Dataset rows about figures:
....
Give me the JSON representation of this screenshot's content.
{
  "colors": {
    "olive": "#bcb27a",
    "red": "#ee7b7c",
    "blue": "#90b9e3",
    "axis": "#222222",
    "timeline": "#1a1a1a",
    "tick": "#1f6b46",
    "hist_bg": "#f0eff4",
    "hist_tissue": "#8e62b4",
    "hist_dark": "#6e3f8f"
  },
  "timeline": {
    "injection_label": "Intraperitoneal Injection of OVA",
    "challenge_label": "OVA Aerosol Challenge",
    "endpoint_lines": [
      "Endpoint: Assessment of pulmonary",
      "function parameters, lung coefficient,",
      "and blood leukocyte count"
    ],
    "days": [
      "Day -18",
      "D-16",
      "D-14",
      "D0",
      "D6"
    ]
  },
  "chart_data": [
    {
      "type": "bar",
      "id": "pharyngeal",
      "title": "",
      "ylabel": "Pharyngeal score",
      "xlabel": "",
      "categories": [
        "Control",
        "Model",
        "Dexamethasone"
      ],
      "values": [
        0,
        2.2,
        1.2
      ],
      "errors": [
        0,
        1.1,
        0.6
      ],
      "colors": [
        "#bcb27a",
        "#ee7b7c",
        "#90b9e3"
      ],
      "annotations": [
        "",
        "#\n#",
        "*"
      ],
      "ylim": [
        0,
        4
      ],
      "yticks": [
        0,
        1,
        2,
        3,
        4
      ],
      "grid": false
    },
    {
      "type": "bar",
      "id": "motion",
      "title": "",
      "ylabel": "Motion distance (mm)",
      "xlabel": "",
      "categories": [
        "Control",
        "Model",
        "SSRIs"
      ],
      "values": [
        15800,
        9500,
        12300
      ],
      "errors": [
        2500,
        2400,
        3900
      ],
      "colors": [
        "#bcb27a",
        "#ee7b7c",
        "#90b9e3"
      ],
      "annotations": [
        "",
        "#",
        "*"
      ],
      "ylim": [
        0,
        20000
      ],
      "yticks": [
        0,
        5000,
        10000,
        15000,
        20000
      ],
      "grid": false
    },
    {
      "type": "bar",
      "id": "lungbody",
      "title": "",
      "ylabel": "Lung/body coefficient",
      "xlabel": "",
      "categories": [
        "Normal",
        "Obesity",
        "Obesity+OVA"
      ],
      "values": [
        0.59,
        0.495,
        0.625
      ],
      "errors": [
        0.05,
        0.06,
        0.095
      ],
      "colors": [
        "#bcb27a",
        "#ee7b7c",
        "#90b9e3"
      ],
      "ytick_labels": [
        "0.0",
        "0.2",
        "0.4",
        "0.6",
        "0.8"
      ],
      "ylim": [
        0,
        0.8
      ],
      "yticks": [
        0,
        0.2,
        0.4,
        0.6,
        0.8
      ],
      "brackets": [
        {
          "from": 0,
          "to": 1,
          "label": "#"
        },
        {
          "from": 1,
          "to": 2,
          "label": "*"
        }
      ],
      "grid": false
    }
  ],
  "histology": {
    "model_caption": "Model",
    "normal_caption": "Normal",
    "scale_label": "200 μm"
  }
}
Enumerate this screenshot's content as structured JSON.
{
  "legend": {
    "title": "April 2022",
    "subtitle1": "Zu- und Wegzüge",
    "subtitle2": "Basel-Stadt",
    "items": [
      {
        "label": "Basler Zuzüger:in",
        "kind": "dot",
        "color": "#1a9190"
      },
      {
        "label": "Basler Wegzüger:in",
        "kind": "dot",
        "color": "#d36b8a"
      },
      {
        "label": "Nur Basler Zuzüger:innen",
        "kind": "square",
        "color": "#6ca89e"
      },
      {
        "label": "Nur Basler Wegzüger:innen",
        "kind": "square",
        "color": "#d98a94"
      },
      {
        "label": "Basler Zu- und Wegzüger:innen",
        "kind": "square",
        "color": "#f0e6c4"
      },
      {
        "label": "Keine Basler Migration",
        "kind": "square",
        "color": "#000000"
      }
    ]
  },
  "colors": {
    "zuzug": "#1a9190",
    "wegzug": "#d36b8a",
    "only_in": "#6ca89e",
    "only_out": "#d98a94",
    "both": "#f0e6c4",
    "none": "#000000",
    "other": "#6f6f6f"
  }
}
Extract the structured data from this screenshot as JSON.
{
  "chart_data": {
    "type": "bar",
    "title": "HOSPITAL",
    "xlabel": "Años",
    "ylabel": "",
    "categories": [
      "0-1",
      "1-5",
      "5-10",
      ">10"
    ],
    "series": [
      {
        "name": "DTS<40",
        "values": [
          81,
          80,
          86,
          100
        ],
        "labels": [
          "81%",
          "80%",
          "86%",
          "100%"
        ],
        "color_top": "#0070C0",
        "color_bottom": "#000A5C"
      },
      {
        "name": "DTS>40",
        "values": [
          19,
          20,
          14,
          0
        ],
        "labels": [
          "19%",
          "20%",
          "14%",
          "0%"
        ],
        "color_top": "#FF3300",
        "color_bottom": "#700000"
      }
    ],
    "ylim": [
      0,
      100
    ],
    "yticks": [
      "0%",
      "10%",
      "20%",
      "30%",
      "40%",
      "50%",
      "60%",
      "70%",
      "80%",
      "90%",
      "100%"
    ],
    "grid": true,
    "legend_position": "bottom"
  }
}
....
### TASK DIRECTIONS
Each line of the listing should be copied exactly.

### WORKED ANSWER
Give me the JSON representation of this screenshot's content.
{
  "colors": {
    "olive": "#bcb27a",
    "red": "#ee7b7c",
    "blue": "#90b9e3",
    "axis": "#222222",
    "timeline": "#1a1a1a",
    "tick": "#1f6b46",
    "hist_bg": "#f0eff4",
    "hist_tissue": "#8e62b4",
    "hist_dark": "#6e3f8f"
  },
  "timeline": {
    "injection_label": "Intraperitoneal Injection of OVA",
    "challenge_label": "OVA Aerosol Challenge",
    "endpoint_lines": [
      "Endpoint: Assessment of pulmonary",
      "function parameters, lung coefficient,",
      "and blood leukocyte count"
    ],
    "days": [
      "Day -18",
      "D-16",
      "D-14",
      "D0",
      "D6"
    ]
  },
  "chart_data": [
    {
      "type": "bar",
      "id": "pharyngeal",
      "title": "",
      "ylabel": "Pharyngeal score",
      "xlabel": "",
      "categories": [
        "Control",
        "Model",
        "Dexamethasone"
      ],
      "values": [
        0,
        2.2,
        1.2
      ],
      "errors": [
        0,
        1.1,
        0.6
      ],
      "colors": [
        "#bcb27a",
        "#ee7b7c",
        "#90b9e3"
      ],
      "annotations": [
        "",
        "#\n#",
        "*"
      ],
      "ylim": [
        0,
        4
      ],
      "yticks": [
        0,
        1,
        2,
        3,
        4
      ],
      "grid": false
    },
    {
      "type": "bar",
      "id": "motion",
      "title": "",
      "ylabel": "Motion distance (mm)",
      "xlabel": "",
      "categories": [
        "Control",
        "Model",
        "SSRIs"
      ],
      "values": [
        15800,
        9500,
        12300
      ],
      "errors": [
        2500,
        2400,
        3900
      ],
      "colors": [
        "#bcb27a",
        "#ee7b7c",
        "#90b9e3"
      ],
      "annotations": [
        "",
        "#",
        "*"
      ],
      "ylim": [
        0,
        20000
      ],
      "yticks": [
        0,
        5000,
        10000,
        15000,
        20000
      ],
      "grid": false
    },
    {
      "type": "bar",
      "id": "lungbody",
      "title": "",
      "ylabel": "Lung/body coefficient",
      "xlabel": "",
      "categories": [
        "Normal",
        "Obesity",
        "Obesity+OVA"
      ],
      "values": [
        0.59,
        0.495,
        0.625
      ],
      "errors": [
        0.05,
        0.06,
        0.095
      ],
      "colors": [
        "#bcb27a",
        "#ee7b7c",
        "#90b9e3"
      ],
      "ytick_labels": [
        "0.0",
        "0.2",
        "0.4",
        "0.6",
        "0.8"
      ],
      "ylim": [
        0,
        0.8
      ],
      "yticks": [
        0,
        0.2,
        0.4,
        0.6,
        0.8
      ],
      "brackets": [
        {
          "from": 0,
          "to": 1,
          "label": "#"
        },
        {
          "from": 1,
          "to": 2,
          "label": "*"
        }
      ],
      "grid": false
    }
  ],
  "histology": {
    "model_caption": "Model",
    "normal_caption": "Normal",
    "scale_label": "200 μm"
  }
}
Enumerate this screenshot's content as structured JSON.
{
  "legend": {
    "title": "April 2022",
    "subtitle1": "Zu- und Wegzüge",
    "subtitle2": "Basel-Stadt",
    "items": [
      {
        "label": "Basler Zuzüger:in",
        "kind": "dot",
        "color": "#1a9190"
      },
      {
        "label": "Basler Wegzüger:in",
        "kind": "dot",
        "color": "#d36b8a"
      },
      {
        "label": "Nur Basler Zuzüger:innen",
        "kind": "square",
        "color": "#6ca89e"
      },
      {
        "label": "Nur Basler Wegzüger:innen",
        "kind": "square",
        "color": "#d98a94"
      },
      {
        "label": "Basler Zu- und Wegzüger:innen",
        "kind": "square",
        "color": "#f0e6c4"
      },
      {
        "label": "Keine Basler Migration",
        "kind": "square",
        "color": "#000000"
      }
    ]
  },
  "colors": {
    "zuzug": "#1a9190",
    "wegzug": "#d36b8a",
    "only_in": "#6ca89e",
    "only_out": "#d98a94",
    "both": "#f0e6c4",
    "none": "#000000",
    "other": "#6f6f6f"
  }
}
Extract the structured data from this screenshot as JSON.
{
  "chart_data": {
    "type": "bar",
    "title": "HOSPITAL",
    "xlabel": "Años",
    "ylabel": "",
    "categories": [
      "0-1",
      "1-5",
      "5-10",
      ">10"
    ],
    "series": [
      {
        "name": "DTS<40",
        "values": [
          81,
          80,
          86,
          100
        ],
        "labels": [
          "81%",
          "80%",
          "86%",
          "100%"
        ],
        "color_top": "#0070C0",
        "color_bottom": "#000A5C"
      },
      {
        "name": "DTS>40",
        "values": [
          19,
          20,
          14,
          0
        ],
        "labels": [
          "19%",
          "20%",
          "14%",
          "0%"
        ],
        "color_top": "#FF3300",
        "color_bottom": "#700000"
      }
    ],
    "ylim": [
      0,
      100
    ],
    "yticks": [
      "0%",
      "10%",
      "20%",
      "30%",
      "40%",
      "50%",
      "60%",
      "70%",
      "80%",
      "90%",
      "100%"
    ],
    "grid": true,
    "legend_position": "bottom"
  }
}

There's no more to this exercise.